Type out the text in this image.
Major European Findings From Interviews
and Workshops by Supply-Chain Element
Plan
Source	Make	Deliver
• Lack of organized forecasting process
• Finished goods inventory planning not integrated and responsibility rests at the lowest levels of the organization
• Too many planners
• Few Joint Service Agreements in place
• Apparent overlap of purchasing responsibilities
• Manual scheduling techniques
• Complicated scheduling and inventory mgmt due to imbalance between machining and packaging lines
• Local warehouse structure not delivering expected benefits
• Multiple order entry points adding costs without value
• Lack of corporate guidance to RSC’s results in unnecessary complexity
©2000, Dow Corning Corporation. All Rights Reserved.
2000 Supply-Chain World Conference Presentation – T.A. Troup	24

* * *

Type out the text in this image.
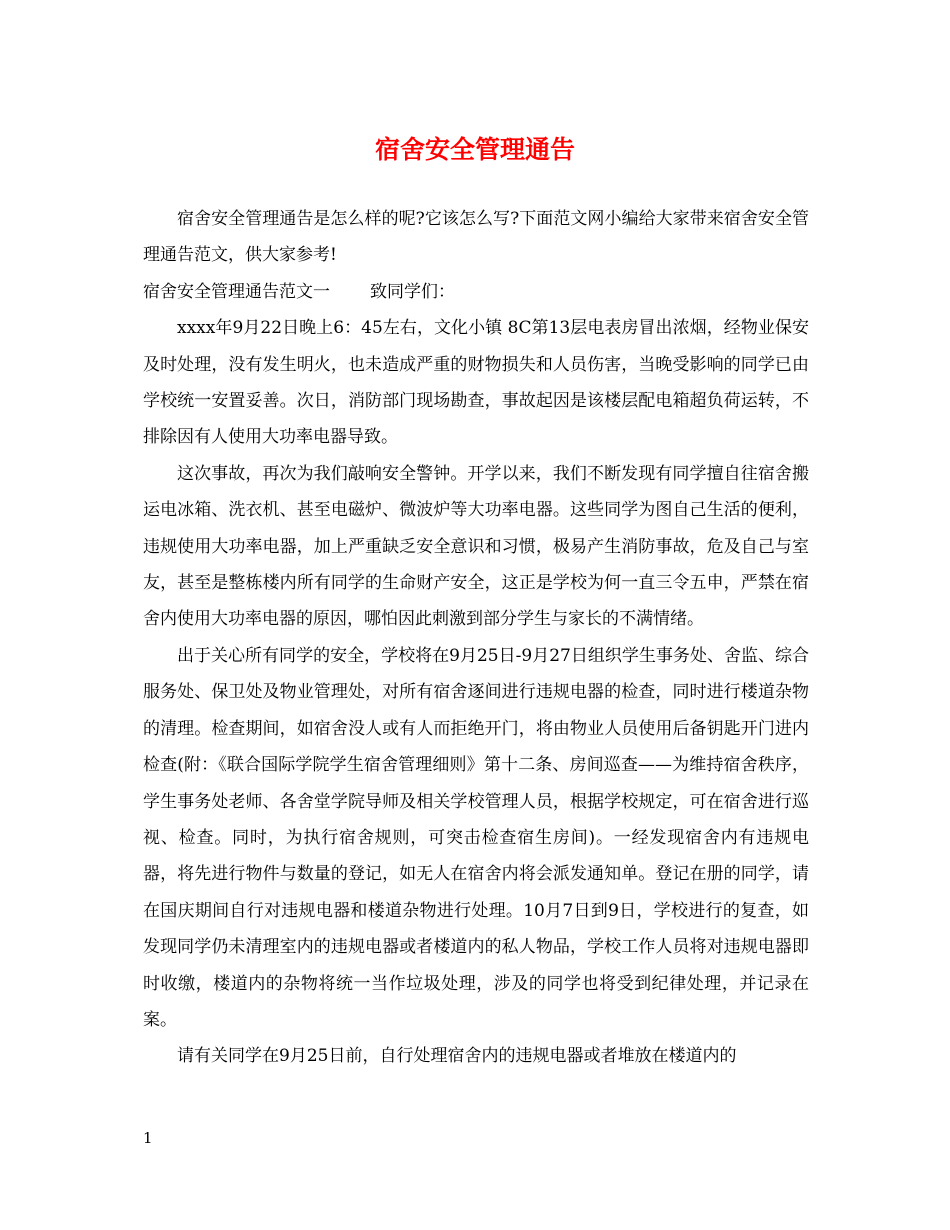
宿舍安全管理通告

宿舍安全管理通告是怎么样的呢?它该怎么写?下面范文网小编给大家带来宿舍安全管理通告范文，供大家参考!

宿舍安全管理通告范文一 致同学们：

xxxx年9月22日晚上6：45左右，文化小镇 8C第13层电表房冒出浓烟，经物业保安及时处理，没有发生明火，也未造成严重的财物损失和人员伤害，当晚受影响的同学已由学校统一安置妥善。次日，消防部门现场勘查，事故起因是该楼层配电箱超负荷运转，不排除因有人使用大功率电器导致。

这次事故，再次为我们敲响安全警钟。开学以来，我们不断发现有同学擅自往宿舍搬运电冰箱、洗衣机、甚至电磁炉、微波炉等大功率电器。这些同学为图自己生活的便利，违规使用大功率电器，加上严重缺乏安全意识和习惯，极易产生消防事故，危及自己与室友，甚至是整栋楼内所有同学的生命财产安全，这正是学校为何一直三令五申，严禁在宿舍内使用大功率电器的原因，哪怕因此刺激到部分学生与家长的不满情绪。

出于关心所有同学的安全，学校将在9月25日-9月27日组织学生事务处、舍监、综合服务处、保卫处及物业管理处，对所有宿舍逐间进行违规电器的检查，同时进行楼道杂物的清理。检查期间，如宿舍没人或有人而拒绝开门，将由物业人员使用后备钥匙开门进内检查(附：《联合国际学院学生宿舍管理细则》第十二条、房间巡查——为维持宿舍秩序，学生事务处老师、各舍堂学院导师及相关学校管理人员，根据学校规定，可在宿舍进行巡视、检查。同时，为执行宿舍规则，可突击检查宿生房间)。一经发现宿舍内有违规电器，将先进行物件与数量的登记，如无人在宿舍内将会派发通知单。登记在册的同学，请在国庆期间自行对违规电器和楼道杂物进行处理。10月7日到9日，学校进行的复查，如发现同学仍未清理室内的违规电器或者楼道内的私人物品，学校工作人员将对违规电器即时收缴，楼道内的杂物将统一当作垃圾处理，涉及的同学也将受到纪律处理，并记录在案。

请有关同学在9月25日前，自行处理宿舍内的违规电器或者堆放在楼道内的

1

DO THIS>
Collect each line above holding the string "scheduling".

RESULT OF THIS EXERCISE>
• Manual scheduling techniques
• Complicated scheduling and inventory mgmt due to imbalance between machining and packaging lines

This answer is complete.